In the material below, count the lines with the word "efficiency" and state that number only.

- _The input_:
□ □ □ □ □ □ □
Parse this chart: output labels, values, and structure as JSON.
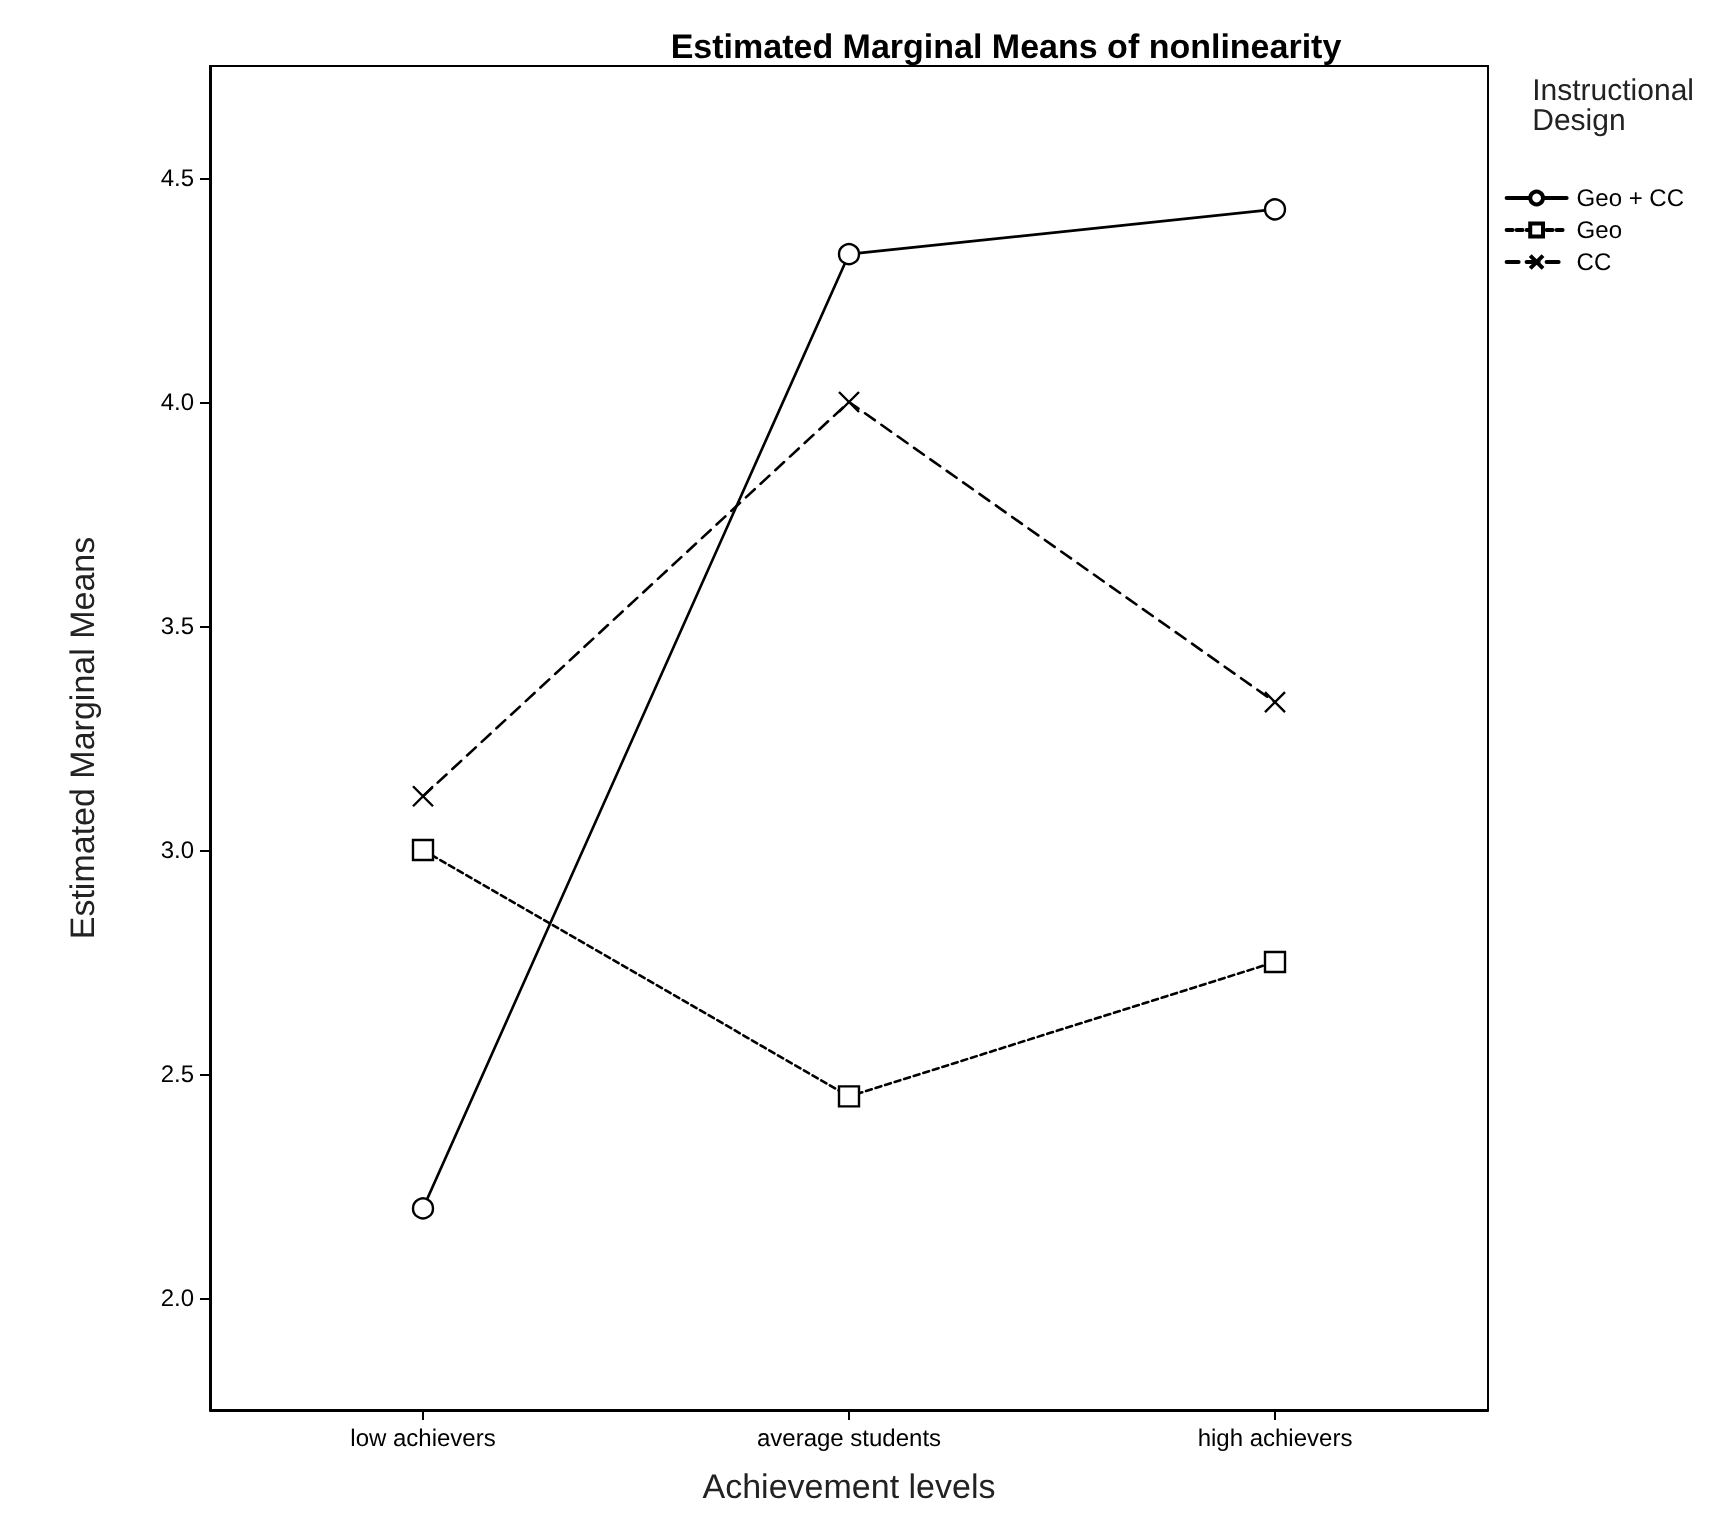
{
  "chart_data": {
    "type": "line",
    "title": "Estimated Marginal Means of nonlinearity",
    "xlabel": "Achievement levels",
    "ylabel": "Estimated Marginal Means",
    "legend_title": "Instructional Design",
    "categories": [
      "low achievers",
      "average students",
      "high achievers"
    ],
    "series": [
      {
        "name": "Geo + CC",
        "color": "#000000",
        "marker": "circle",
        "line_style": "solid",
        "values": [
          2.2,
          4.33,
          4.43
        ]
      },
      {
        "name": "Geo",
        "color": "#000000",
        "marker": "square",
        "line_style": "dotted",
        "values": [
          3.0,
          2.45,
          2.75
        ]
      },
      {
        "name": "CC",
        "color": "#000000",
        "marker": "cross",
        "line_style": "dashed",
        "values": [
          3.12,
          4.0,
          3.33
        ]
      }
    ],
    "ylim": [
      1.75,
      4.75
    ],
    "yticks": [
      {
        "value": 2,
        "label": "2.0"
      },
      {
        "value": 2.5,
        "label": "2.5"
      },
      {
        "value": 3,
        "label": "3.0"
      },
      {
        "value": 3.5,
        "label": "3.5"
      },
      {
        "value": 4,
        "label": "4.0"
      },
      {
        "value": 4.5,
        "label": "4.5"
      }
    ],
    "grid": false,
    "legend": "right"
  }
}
□ □ □ □ □ □ □
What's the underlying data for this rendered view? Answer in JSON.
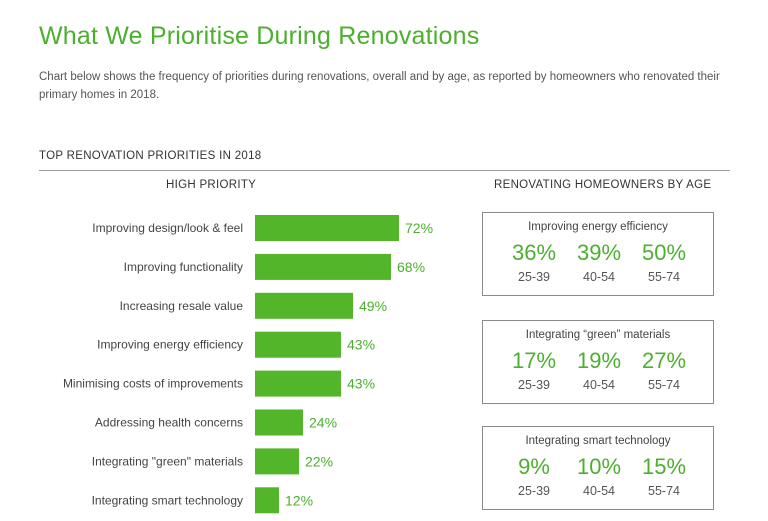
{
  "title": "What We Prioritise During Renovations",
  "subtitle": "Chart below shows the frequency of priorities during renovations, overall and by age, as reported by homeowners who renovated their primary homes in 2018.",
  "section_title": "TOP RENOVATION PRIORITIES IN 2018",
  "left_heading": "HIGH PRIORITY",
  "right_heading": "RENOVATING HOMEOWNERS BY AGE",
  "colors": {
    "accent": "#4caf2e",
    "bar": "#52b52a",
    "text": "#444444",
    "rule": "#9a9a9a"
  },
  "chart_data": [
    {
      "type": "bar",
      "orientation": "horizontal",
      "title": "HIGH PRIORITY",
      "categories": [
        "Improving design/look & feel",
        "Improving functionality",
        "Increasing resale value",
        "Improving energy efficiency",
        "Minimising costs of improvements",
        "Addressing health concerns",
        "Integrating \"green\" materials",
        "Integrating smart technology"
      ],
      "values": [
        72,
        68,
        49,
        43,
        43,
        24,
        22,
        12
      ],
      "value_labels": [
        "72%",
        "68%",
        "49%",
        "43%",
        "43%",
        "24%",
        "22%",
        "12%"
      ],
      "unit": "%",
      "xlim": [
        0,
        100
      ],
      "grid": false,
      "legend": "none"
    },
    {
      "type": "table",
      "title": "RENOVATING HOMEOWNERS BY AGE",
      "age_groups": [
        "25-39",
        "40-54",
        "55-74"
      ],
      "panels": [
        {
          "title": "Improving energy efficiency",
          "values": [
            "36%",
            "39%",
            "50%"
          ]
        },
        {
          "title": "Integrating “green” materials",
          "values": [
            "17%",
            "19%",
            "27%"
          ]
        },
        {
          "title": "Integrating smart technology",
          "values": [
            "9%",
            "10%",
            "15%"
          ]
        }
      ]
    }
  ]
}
□ □ □ □ □ □ □
- _Exercise result_: 2